(Task details):
Look in the data below for the line that contains "Parse this chart: output". Copy that line and the remaining lines exactly.

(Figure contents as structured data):
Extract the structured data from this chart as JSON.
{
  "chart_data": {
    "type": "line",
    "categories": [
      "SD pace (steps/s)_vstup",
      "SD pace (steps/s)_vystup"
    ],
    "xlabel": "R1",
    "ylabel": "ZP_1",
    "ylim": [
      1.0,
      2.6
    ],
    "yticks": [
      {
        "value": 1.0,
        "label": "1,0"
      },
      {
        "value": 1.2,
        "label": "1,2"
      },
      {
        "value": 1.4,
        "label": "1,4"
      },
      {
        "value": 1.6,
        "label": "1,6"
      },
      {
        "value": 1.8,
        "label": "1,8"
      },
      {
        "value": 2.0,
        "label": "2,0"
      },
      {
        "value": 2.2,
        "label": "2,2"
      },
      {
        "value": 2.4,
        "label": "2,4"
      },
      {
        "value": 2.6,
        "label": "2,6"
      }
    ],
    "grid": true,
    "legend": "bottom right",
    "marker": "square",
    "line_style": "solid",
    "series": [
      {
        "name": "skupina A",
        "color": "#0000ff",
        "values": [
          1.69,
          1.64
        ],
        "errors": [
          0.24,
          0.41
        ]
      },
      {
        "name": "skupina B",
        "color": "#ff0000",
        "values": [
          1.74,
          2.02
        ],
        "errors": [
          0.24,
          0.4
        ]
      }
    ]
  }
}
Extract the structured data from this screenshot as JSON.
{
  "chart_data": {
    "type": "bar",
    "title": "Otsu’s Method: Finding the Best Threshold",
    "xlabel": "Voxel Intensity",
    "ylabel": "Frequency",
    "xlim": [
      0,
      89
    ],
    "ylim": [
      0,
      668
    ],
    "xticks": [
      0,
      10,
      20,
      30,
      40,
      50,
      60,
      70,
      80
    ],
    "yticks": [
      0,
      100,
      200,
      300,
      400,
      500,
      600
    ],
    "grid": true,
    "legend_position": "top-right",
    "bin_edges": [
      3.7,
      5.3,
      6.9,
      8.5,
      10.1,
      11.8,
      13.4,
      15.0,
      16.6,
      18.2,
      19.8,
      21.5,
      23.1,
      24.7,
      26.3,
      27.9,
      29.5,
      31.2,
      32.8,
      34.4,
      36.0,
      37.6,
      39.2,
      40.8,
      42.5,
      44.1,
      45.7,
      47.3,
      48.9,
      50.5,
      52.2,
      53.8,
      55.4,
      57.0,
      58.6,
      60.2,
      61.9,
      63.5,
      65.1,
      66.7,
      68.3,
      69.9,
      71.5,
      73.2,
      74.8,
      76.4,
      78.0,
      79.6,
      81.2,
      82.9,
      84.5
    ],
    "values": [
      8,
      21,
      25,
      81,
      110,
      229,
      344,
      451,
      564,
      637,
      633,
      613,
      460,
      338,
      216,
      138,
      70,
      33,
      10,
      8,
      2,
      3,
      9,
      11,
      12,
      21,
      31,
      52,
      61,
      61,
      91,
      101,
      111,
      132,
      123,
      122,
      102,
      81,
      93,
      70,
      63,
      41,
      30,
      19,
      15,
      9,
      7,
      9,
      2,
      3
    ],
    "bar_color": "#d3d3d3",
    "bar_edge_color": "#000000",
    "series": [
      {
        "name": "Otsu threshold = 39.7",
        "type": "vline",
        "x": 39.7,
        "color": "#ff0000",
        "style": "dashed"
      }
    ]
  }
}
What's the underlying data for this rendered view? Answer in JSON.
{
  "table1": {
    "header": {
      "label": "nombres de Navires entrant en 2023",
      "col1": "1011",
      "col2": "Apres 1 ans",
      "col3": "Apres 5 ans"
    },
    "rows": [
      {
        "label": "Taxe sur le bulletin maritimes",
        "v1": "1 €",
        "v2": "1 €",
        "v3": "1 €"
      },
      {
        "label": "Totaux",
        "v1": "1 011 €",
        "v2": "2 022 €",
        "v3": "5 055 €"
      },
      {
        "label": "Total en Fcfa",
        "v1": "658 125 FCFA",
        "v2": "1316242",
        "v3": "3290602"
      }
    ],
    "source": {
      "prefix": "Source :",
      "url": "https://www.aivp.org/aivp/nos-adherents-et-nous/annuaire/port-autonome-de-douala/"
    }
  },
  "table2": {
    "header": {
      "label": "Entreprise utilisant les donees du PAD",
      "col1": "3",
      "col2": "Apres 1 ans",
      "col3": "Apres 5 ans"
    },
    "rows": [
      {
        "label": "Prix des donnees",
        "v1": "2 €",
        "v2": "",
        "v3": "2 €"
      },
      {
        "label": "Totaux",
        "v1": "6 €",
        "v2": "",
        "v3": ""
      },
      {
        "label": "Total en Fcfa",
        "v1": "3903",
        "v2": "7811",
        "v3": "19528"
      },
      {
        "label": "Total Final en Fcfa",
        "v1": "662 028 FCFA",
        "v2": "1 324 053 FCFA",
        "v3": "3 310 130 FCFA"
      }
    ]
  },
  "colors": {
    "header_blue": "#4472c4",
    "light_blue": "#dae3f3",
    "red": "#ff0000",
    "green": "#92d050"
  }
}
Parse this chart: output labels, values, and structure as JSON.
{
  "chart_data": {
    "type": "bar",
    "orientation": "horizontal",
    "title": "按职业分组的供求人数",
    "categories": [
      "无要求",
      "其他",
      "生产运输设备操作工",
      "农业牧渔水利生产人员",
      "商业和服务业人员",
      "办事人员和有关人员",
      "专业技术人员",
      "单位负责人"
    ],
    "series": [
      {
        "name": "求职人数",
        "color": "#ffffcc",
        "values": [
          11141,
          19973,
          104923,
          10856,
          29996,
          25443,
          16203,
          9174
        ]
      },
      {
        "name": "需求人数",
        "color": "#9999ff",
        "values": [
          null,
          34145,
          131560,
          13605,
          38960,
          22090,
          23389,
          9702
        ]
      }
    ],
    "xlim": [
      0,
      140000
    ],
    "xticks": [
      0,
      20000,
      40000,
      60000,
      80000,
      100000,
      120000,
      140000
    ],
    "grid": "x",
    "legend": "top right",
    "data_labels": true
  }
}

(The output):
Parse this chart: output labels, values, and structure as JSON.
{
  "chart_data": {
    "type": "bar",
    "orientation": "horizontal",
    "title": "按职业分组的供求人数",
    "categories": [
      "无要求",
      "其他",
      "生产运输设备操作工",
      "农业牧渔水利生产人员",
      "商业和服务业人员",
      "办事人员和有关人员",
      "专业技术人员",
      "单位负责人"
    ],
    "series": [
      {
        "name": "求职人数",
        "color": "#ffffcc",
        "values": [
          11141,
          19973,
          104923,
          10856,
          29996,
          25443,
          16203,
          9174
        ]
      },
      {
        "name": "需求人数",
        "color": "#9999ff",
        "values": [
          null,
          34145,
          131560,
          13605,
          38960,
          22090,
          23389,
          9702
        ]
      }
    ],
    "xlim": [
      0,
      140000
    ],
    "xticks": [
      0,
      20000,
      40000,
      60000,
      80000,
      100000,
      120000,
      140000
    ],
    "grid": "x",
    "legend": "top right",
    "data_labels": true
  }
}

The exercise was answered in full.